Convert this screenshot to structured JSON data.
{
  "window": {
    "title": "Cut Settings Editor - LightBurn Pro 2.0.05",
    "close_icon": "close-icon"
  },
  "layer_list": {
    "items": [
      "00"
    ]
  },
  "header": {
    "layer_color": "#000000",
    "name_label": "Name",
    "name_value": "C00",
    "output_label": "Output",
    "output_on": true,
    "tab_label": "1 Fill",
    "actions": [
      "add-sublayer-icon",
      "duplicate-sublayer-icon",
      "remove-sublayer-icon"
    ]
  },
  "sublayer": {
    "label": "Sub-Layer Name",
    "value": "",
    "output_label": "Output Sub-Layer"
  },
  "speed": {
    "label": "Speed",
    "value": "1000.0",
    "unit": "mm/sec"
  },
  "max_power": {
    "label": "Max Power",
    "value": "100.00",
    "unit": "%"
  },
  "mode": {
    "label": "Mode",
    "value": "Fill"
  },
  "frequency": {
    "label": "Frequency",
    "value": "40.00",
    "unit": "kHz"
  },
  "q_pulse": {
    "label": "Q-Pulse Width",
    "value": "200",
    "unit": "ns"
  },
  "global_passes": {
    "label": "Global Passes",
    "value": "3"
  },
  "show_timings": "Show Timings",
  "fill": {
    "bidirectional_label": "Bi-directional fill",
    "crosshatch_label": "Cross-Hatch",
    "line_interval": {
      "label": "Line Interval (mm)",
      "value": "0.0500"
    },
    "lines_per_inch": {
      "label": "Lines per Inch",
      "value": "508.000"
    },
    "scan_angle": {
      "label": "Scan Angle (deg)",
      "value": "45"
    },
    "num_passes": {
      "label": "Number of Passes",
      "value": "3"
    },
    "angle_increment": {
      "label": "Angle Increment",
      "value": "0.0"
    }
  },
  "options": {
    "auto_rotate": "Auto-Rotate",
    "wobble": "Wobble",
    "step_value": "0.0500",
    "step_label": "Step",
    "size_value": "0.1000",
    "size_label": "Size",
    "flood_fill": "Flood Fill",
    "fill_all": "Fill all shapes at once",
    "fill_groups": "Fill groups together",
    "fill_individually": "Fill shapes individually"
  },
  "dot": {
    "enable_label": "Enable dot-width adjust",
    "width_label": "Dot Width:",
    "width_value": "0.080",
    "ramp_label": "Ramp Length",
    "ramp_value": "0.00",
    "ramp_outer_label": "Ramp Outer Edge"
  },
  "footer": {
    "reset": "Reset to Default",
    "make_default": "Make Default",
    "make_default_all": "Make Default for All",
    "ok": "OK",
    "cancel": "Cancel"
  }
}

━━━━━━━━━━━━━━━━

◆ Your instructions: List the lines of the material in which the word "Make" occurs.

◆ Task output:
    "make_default": "Make Default",
    "make_default_all": "Make Default for All",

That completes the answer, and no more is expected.